Items listed in a dataset
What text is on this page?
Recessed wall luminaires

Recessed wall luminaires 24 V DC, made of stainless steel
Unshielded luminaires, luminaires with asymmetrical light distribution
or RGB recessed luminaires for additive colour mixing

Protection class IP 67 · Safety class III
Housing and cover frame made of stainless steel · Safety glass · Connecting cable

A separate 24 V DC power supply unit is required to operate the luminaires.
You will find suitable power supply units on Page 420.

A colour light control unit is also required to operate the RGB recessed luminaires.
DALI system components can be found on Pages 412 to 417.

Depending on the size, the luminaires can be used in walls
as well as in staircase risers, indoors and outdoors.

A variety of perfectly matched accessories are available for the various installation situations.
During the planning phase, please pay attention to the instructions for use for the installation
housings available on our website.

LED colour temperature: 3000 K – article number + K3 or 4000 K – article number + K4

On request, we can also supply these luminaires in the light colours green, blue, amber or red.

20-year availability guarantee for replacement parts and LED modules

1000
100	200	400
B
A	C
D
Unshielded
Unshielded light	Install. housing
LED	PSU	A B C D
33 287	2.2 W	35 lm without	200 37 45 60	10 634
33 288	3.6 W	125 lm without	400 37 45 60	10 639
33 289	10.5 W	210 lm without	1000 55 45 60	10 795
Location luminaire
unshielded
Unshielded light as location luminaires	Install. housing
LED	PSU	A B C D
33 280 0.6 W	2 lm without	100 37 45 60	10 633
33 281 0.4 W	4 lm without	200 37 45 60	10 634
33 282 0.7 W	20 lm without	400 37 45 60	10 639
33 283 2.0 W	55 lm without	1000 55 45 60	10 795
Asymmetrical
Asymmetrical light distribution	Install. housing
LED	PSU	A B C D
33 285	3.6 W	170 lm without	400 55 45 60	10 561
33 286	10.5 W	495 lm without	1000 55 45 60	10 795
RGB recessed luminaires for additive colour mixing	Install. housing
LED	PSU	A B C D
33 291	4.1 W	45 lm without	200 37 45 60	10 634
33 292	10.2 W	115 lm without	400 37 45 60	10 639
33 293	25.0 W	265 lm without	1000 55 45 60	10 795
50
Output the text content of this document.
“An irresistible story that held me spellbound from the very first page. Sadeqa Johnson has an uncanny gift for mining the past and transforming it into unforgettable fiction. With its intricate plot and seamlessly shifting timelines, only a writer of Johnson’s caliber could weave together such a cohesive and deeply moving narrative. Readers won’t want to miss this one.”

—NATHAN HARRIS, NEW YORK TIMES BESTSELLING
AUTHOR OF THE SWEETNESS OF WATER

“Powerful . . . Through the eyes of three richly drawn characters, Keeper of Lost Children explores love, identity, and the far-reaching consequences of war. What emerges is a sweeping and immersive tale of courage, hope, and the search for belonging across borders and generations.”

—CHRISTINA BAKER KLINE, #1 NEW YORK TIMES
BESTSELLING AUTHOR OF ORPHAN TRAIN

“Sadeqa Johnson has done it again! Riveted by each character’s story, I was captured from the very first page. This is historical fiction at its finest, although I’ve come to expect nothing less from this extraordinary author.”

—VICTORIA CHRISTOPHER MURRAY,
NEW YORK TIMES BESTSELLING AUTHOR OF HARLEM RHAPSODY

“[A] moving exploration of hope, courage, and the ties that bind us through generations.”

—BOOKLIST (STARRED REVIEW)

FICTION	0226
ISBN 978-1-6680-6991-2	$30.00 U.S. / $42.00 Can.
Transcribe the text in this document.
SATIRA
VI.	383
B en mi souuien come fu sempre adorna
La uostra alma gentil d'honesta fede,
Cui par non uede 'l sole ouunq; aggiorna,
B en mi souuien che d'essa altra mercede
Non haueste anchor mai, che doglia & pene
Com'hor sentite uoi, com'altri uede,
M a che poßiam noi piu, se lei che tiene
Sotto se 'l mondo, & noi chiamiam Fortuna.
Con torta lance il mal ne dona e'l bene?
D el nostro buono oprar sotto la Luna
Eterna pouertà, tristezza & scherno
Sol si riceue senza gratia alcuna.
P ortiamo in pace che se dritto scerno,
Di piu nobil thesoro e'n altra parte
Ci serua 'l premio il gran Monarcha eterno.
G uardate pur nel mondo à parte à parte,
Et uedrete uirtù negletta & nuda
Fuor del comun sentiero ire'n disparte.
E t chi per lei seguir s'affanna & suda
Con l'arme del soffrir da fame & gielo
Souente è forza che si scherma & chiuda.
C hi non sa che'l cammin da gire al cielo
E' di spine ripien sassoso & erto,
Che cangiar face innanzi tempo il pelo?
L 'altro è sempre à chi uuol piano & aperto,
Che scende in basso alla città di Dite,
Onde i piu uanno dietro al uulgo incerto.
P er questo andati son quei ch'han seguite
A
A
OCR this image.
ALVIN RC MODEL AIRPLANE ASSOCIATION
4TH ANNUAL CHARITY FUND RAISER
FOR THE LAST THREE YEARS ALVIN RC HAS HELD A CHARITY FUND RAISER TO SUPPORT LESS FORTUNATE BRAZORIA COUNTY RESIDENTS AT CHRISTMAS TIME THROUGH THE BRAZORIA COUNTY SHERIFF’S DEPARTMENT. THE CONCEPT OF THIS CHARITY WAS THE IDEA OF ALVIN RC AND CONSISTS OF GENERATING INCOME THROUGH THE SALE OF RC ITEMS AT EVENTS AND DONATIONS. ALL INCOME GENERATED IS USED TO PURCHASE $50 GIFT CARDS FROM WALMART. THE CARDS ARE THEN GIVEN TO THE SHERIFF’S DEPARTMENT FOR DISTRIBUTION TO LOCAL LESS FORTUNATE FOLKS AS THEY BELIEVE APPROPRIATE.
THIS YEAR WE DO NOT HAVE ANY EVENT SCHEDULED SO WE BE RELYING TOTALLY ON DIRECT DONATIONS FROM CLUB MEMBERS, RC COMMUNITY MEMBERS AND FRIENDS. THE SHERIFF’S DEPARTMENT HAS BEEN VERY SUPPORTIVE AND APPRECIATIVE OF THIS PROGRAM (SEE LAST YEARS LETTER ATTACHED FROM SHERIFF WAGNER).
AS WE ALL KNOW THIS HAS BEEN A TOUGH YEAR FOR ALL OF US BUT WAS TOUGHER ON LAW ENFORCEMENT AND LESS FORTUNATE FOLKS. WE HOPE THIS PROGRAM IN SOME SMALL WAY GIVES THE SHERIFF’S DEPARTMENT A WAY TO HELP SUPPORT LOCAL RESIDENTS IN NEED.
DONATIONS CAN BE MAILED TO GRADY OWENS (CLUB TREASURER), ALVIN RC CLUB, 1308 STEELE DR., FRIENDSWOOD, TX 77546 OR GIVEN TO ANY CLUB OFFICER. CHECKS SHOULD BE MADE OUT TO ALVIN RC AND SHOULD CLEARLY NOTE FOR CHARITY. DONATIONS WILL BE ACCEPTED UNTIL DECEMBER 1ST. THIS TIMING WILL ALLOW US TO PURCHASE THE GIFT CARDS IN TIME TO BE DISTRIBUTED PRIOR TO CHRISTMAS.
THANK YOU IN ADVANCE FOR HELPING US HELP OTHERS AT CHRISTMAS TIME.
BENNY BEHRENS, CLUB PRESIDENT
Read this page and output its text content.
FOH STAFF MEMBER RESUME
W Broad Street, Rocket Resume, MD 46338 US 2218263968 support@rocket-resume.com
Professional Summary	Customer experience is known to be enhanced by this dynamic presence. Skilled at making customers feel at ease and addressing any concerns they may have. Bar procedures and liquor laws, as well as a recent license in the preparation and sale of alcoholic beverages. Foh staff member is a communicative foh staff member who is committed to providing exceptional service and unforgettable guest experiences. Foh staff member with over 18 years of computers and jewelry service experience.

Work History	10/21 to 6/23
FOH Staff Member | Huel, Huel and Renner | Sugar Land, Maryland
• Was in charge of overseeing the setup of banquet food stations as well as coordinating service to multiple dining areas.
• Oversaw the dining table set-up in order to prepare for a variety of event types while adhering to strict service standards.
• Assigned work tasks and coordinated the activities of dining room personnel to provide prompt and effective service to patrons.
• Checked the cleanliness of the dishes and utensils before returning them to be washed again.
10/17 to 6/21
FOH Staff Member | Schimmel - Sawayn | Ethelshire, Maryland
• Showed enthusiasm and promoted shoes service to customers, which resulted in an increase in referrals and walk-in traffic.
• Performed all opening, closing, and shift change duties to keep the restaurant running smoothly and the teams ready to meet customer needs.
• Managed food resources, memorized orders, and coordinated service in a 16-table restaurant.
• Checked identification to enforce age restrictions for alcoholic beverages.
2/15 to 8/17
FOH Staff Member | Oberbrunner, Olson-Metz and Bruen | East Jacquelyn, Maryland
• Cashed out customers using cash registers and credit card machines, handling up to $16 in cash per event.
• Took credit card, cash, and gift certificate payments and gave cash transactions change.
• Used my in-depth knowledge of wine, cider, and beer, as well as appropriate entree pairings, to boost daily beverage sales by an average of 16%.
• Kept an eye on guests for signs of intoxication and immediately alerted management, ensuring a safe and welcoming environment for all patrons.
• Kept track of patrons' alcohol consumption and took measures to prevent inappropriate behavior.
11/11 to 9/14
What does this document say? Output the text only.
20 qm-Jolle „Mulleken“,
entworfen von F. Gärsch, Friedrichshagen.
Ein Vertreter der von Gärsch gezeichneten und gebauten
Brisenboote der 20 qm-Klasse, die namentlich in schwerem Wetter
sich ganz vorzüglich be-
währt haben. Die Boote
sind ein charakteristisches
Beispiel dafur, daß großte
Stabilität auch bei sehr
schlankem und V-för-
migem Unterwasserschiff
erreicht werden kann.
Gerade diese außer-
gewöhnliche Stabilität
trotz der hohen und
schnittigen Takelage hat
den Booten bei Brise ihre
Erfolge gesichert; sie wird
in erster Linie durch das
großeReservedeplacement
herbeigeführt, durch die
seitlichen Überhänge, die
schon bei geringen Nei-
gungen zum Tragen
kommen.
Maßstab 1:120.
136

== TASK ==
Show all lines in the entries above where the string "CARDS" appears.

== WRITTEN SOLUTION ==
FOR THE LAST THREE YEARS ALVIN RC HAS HELD A CHARITY FUND RAISER TO SUPPORT LESS FORTUNATE BRAZORIA COUNTY RESIDENTS AT CHRISTMAS TIME THROUGH THE BRAZORIA COUNTY SHERIFF’S DEPARTMENT. THE CONCEPT OF THIS CHARITY WAS THE IDEA OF ALVIN RC AND CONSISTS OF GENERATING INCOME THROUGH THE SALE OF RC ITEMS AT EVENTS AND DONATIONS. ALL INCOME GENERATED IS USED TO PURCHASE $50 GIFT CARDS FROM WALMART. THE CARDS ARE THEN GIVEN TO THE SHERIFF’S DEPARTMENT FOR DISTRIBUTION TO LOCAL LESS FORTUNATE FOLKS AS THEY BELIEVE APPROPRIATE.
DONATIONS CAN BE MAILED TO GRADY OWENS (CLUB TREASURER), ALVIN RC CLUB, 1308 STEELE DR., FRIENDSWOOD, TX 77546 OR GIVEN TO ANY CLUB OFFICER. CHECKS SHOULD BE MADE OUT TO ALVIN RC AND SHOULD CLEARLY NOTE FOR CHARITY. DONATIONS WILL BE ACCEPTED UNTIL DECEMBER 1ST. THIS TIMING WILL ALLOW US TO PURCHASE THE GIFT CARDS IN TIME TO BE DISTRIBUTED PRIOR TO CHRISTMAS.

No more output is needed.